#### WHAT YOU WILL DO
From the entries below, copy every line that holds the word "Production".

(Dataset entries on figures)
· · · · · · ·

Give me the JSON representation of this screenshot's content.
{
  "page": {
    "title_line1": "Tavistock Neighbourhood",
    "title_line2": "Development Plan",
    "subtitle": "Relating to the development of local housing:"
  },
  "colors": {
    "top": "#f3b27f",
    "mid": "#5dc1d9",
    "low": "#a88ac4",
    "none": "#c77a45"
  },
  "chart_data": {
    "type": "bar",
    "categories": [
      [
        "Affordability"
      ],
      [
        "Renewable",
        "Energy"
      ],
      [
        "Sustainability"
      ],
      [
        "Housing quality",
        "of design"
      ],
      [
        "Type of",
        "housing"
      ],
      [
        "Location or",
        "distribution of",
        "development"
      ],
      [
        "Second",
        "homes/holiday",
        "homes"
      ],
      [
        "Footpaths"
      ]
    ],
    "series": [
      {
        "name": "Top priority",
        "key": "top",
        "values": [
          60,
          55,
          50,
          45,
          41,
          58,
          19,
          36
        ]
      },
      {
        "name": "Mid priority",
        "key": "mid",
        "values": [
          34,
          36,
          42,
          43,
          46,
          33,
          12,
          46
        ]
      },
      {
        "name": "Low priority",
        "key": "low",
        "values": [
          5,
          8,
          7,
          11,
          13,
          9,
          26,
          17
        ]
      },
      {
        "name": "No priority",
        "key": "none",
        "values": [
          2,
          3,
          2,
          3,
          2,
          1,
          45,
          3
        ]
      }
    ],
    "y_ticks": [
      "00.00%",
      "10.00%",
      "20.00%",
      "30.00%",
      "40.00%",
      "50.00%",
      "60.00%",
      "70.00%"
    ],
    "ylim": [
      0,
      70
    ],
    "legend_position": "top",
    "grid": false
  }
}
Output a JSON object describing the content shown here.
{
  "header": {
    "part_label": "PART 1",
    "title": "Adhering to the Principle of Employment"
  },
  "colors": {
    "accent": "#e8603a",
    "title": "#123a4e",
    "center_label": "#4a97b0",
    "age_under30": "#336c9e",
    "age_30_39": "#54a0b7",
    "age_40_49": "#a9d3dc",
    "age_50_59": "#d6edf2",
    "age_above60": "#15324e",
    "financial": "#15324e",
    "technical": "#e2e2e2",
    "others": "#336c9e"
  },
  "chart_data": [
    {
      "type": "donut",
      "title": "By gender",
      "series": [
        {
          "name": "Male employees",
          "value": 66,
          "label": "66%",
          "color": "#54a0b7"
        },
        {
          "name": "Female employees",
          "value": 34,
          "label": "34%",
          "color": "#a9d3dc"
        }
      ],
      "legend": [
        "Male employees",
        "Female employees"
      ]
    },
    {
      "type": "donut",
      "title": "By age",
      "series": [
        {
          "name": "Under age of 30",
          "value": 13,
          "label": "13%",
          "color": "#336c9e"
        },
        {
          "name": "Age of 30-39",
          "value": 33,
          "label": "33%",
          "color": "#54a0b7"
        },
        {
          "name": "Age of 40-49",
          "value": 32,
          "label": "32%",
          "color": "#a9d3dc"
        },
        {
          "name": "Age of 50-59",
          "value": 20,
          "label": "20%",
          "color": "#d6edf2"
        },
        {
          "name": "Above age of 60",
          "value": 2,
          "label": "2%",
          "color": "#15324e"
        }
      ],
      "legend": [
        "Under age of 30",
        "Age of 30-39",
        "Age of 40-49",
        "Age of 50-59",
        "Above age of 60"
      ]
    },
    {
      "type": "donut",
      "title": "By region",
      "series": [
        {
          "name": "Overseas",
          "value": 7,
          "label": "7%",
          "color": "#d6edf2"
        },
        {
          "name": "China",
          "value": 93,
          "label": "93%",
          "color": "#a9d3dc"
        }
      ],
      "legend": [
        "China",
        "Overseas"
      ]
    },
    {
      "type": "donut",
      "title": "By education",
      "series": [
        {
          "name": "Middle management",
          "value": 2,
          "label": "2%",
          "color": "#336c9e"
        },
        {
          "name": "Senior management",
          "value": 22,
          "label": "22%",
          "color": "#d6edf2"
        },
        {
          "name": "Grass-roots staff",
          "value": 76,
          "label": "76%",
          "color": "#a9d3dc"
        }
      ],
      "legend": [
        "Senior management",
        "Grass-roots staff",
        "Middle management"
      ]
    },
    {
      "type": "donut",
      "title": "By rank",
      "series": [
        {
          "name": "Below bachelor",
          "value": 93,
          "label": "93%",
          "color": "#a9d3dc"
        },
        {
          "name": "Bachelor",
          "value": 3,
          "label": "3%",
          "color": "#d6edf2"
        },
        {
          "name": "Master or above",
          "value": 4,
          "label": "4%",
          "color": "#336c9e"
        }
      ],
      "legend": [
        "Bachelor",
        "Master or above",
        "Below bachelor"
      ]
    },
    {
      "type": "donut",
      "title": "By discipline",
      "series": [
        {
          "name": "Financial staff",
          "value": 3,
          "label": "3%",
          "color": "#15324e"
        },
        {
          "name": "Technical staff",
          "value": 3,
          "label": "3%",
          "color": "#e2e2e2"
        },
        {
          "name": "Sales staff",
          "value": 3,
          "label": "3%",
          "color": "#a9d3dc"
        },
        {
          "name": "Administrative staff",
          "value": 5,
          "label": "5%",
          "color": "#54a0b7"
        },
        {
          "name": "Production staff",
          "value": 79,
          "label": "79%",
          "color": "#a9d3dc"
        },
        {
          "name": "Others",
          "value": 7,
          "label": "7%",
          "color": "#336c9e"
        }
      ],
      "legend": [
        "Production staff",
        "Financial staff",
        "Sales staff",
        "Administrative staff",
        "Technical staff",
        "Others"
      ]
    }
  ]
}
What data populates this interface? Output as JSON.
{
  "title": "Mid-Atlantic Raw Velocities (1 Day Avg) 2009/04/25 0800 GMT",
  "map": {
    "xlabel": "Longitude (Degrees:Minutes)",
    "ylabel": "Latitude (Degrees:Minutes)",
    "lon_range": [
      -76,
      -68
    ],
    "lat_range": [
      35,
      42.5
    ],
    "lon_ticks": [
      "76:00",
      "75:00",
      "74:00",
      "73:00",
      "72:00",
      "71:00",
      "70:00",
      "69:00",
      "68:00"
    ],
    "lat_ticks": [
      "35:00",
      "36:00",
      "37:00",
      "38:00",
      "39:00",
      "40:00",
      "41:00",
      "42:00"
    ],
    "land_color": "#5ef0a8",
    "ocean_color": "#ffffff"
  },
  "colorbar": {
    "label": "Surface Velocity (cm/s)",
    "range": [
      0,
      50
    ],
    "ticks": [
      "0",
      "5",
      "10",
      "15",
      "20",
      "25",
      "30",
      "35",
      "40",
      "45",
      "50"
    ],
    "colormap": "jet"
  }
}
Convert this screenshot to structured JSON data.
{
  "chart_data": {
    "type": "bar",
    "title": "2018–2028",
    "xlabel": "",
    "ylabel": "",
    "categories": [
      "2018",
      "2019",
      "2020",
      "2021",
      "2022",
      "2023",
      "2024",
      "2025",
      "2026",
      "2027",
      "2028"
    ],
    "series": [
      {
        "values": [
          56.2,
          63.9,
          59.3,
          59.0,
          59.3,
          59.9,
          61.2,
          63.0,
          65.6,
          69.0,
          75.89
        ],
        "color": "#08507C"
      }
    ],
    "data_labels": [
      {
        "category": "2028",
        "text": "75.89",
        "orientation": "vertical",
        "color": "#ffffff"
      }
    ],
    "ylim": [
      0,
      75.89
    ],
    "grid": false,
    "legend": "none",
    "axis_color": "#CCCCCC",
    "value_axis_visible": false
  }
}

· · · · · · ·

#### FINAL RESULT
          "name": "Production staff",
        "Production staff",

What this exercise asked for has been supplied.